## Prompt
Count how many lines hold the string "this", and give only that number.
-------------------------
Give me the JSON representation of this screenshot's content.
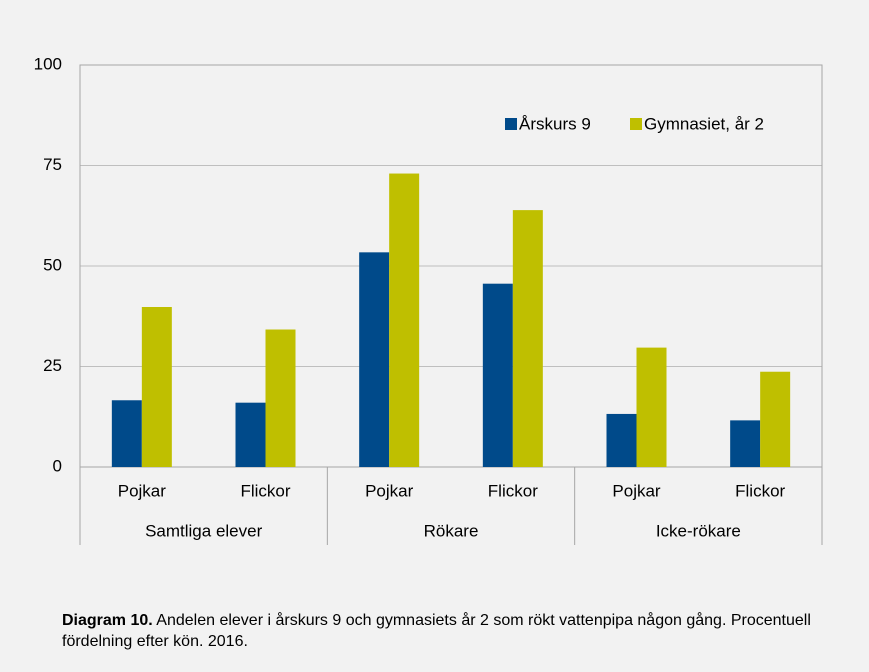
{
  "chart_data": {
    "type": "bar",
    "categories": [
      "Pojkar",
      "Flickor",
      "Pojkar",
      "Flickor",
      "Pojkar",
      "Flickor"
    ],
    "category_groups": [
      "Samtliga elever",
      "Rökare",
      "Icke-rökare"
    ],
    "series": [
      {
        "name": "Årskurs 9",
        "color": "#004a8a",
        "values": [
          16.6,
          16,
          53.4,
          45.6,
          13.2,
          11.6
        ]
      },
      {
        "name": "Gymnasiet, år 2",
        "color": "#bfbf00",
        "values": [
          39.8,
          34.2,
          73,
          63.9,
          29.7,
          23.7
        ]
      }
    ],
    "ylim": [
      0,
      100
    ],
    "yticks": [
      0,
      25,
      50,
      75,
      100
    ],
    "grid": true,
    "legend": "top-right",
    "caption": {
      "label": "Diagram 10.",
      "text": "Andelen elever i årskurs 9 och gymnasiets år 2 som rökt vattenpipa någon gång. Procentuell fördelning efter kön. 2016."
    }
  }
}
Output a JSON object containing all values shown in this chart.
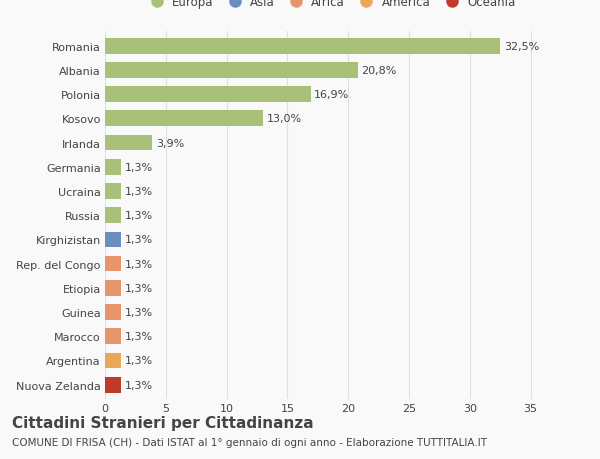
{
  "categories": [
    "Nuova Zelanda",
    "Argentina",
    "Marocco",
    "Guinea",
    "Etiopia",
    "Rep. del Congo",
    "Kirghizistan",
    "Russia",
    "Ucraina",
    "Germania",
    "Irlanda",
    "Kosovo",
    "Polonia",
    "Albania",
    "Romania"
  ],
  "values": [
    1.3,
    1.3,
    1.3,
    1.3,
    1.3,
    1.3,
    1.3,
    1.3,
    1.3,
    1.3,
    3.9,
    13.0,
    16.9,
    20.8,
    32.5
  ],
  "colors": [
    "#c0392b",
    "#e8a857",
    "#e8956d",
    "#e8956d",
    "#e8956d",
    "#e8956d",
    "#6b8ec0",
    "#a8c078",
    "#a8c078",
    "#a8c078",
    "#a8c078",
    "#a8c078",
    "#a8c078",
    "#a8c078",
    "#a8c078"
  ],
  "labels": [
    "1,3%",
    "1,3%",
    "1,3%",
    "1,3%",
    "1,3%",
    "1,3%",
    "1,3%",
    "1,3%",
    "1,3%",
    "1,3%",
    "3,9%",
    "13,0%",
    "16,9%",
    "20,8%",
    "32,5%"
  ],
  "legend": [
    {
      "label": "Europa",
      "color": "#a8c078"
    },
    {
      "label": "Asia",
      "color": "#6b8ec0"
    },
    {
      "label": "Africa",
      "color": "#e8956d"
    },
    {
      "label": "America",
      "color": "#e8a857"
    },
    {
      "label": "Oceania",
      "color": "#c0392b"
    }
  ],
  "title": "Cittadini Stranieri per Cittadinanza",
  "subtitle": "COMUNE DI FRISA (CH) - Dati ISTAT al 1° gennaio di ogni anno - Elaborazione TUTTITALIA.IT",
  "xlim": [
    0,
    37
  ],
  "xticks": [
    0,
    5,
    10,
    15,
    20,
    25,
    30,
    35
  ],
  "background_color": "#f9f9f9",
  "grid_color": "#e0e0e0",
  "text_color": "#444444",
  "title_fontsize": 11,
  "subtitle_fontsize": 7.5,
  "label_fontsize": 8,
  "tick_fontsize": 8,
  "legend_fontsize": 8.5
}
-------------------------
## Correct output
2